Return only the number of lines in the entries below that hold the word "Blackman".

━━━━━━━━━━━━━━━━

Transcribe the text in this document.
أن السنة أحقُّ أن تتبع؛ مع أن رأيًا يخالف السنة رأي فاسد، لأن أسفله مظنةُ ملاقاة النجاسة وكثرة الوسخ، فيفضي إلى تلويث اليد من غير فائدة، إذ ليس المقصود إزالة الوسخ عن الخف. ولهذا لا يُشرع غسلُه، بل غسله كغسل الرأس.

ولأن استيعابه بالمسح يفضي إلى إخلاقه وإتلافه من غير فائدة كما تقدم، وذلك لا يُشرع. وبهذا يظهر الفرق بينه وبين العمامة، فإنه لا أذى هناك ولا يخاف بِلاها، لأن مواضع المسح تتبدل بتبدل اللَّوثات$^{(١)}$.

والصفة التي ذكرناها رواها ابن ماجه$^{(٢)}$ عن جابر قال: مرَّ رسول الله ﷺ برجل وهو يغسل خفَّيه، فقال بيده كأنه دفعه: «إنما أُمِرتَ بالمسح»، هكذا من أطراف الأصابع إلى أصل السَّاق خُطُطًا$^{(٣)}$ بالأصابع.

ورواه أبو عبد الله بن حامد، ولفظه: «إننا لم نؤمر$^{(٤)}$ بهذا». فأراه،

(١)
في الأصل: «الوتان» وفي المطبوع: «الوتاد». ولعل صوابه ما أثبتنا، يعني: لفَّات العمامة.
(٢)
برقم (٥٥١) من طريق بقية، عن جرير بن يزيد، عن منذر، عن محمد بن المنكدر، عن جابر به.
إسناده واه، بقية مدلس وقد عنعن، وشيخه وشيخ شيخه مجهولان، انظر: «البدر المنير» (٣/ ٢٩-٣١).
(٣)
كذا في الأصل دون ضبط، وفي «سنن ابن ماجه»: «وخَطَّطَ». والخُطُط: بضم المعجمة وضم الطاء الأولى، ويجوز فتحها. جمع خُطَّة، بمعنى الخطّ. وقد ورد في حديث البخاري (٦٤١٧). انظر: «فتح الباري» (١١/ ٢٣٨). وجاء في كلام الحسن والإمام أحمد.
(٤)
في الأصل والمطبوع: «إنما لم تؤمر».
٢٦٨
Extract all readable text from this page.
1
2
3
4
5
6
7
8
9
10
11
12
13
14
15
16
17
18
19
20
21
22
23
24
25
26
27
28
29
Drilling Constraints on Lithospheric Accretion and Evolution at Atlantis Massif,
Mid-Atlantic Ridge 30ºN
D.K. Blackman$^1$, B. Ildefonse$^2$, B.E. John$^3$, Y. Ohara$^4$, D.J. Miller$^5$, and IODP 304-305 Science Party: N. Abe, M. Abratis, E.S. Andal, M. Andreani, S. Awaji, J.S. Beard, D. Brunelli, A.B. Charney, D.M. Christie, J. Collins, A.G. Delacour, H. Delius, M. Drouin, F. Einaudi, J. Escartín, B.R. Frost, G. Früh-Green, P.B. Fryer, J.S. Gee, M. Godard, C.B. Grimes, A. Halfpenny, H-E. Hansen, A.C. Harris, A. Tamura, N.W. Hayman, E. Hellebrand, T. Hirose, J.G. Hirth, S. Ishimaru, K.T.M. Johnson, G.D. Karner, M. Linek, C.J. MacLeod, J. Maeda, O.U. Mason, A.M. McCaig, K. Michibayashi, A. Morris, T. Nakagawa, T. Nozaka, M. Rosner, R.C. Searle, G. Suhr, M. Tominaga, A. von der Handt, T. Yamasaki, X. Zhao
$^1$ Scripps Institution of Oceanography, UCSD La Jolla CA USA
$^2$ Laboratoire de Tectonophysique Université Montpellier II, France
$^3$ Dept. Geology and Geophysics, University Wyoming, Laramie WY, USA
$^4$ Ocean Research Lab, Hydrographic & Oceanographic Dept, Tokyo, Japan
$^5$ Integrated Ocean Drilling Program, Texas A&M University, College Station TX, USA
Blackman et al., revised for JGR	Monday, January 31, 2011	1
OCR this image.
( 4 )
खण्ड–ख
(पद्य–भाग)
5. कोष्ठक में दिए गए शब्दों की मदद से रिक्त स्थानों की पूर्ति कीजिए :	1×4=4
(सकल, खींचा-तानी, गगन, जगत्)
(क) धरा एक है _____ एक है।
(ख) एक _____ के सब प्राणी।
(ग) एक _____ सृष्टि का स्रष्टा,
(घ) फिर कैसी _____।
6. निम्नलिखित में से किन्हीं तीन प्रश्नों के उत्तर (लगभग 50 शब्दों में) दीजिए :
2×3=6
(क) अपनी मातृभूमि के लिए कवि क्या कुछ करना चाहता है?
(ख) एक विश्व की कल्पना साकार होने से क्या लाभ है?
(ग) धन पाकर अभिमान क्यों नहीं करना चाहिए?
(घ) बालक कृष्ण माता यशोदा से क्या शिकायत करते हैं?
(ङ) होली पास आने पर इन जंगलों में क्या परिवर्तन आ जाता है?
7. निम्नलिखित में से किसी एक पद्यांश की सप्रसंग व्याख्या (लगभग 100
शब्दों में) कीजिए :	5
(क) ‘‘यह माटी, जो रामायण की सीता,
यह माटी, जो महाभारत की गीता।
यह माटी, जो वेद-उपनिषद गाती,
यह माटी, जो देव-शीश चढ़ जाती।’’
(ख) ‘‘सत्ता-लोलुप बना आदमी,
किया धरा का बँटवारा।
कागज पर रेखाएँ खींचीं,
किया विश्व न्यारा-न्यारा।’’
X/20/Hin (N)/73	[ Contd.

━━━━━━━━━━━━━━━━

| Response to this exercise |
2